* _TASK DIRECTIONS_: Each line below should be quoted exactly, please.

* _DATA EXCERPTS_:
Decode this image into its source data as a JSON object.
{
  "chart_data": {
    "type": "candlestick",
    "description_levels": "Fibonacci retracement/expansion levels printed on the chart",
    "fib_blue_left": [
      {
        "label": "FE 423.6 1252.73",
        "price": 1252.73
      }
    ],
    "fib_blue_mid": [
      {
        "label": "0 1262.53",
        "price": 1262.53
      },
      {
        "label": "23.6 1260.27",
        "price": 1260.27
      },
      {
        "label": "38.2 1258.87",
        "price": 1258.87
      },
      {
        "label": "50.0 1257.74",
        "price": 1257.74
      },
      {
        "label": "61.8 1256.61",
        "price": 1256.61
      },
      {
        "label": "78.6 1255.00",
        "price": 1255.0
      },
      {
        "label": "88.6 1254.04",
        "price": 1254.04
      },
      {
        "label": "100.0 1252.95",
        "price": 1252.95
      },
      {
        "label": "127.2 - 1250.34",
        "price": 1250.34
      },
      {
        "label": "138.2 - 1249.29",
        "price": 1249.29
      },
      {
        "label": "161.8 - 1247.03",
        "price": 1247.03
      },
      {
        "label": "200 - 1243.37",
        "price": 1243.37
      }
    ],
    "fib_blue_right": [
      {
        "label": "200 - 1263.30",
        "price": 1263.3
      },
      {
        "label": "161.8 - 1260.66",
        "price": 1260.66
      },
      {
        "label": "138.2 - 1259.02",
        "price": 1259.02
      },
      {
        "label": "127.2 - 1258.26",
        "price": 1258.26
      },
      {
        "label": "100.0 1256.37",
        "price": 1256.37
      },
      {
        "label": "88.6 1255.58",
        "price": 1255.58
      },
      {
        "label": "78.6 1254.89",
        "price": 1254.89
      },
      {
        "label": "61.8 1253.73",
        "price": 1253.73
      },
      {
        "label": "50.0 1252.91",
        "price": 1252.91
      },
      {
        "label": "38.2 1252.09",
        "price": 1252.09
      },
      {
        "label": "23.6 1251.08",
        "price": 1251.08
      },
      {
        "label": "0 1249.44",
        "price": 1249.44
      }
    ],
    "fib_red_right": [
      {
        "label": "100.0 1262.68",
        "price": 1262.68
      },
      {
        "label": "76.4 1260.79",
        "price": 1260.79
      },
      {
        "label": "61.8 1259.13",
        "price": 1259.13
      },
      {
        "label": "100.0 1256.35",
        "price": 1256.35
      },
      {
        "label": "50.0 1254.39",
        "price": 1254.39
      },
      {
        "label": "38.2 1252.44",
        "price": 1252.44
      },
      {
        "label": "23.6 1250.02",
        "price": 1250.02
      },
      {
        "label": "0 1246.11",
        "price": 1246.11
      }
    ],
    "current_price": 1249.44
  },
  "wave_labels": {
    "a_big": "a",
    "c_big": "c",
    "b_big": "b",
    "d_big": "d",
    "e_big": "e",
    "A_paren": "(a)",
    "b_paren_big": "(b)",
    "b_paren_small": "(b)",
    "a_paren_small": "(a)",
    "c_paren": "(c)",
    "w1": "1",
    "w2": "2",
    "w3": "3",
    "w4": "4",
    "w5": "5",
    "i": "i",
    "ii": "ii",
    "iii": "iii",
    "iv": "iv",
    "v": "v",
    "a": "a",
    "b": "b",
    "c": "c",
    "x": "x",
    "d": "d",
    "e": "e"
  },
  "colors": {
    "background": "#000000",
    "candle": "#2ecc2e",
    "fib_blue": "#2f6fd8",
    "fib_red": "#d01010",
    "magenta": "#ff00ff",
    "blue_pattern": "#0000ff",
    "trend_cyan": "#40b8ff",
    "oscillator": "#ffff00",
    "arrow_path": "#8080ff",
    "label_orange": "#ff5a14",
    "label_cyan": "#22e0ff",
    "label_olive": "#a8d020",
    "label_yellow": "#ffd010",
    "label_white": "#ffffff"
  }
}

* _ANSWER IN FULL_:
Decode this image into its source data as a JSON object.
{
  "chart_data": {
    "type": "candlestick",
    "description_levels": "Fibonacci retracement/expansion levels printed on the chart",
    "fib_blue_left": [
      {
        "label": "FE 423.6 1252.73",
        "price": 1252.73
      }
    ],
    "fib_blue_mid": [
      {
        "label": "0 1262.53",
        "price": 1262.53
      },
      {
        "label": "23.6 1260.27",
        "price": 1260.27
      },
      {
        "label": "38.2 1258.87",
        "price": 1258.87
      },
      {
        "label": "50.0 1257.74",
        "price": 1257.74
      },
      {
        "label": "61.8 1256.61",
        "price": 1256.61
      },
      {
        "label": "78.6 1255.00",
        "price": 1255.0
      },
      {
        "label": "88.6 1254.04",
        "price": 1254.04
      },
      {
        "label": "100.0 1252.95",
        "price": 1252.95
      },
      {
        "label": "127.2 - 1250.34",
        "price": 1250.34
      },
      {
        "label": "138.2 - 1249.29",
        "price": 1249.29
      },
      {
        "label": "161.8 - 1247.03",
        "price": 1247.03
      },
      {
        "label": "200 - 1243.37",
        "price": 1243.37
      }
    ],
    "fib_blue_right": [
      {
        "label": "200 - 1263.30",
        "price": 1263.3
      },
      {
        "label": "161.8 - 1260.66",
        "price": 1260.66
      },
      {
        "label": "138.2 - 1259.02",
        "price": 1259.02
      },
      {
        "label": "127.2 - 1258.26",
        "price": 1258.26
      },
      {
        "label": "100.0 1256.37",
        "price": 1256.37
      },
      {
        "label": "88.6 1255.58",
        "price": 1255.58
      },
      {
        "label": "78.6 1254.89",
        "price": 1254.89
      },
      {
        "label": "61.8 1253.73",
        "price": 1253.73
      },
      {
        "label": "50.0 1252.91",
        "price": 1252.91
      },
      {
        "label": "38.2 1252.09",
        "price": 1252.09
      },
      {
        "label": "23.6 1251.08",
        "price": 1251.08
      },
      {
        "label": "0 1249.44",
        "price": 1249.44
      }
    ],
    "fib_red_right": [
      {
        "label": "100.0 1262.68",
        "price": 1262.68
      },
      {
        "label": "76.4 1260.79",
        "price": 1260.79
      },
      {
        "label": "61.8 1259.13",
        "price": 1259.13
      },
      {
        "label": "100.0 1256.35",
        "price": 1256.35
      },
      {
        "label": "50.0 1254.39",
        "price": 1254.39
      },
      {
        "label": "38.2 1252.44",
        "price": 1252.44
      },
      {
        "label": "23.6 1250.02",
        "price": 1250.02
      },
      {
        "label": "0 1246.11",
        "price": 1246.11
      }
    ],
    "current_price": 1249.44
  },
  "wave_labels": {
    "a_big": "a",
    "c_big": "c",
    "b_big": "b",
    "d_big": "d",
    "e_big": "e",
    "A_paren": "(a)",
    "b_paren_big": "(b)",
    "b_paren_small": "(b)",
    "a_paren_small": "(a)",
    "c_paren": "(c)",
    "w1": "1",
    "w2": "2",
    "w3": "3",
    "w4": "4",
    "w5": "5",
    "i": "i",
    "ii": "ii",
    "iii": "iii",
    "iv": "iv",
    "v": "v",
    "a": "a",
    "b": "b",
    "c": "c",
    "x": "x",
    "d": "d",
    "e": "e"
  },
  "colors": {
    "background": "#000000",
    "candle": "#2ecc2e",
    "fib_blue": "#2f6fd8",
    "fib_red": "#d01010",
    "magenta": "#ff00ff",
    "blue_pattern": "#0000ff",
    "trend_cyan": "#40b8ff",
    "oscillator": "#ffff00",
    "arrow_path": "#8080ff",
    "label_orange": "#ff5a14",
    "label_cyan": "#22e0ff",
    "label_olive": "#a8d020",
    "label_yellow": "#ffd010",
    "label_white": "#ffffff"
  }
}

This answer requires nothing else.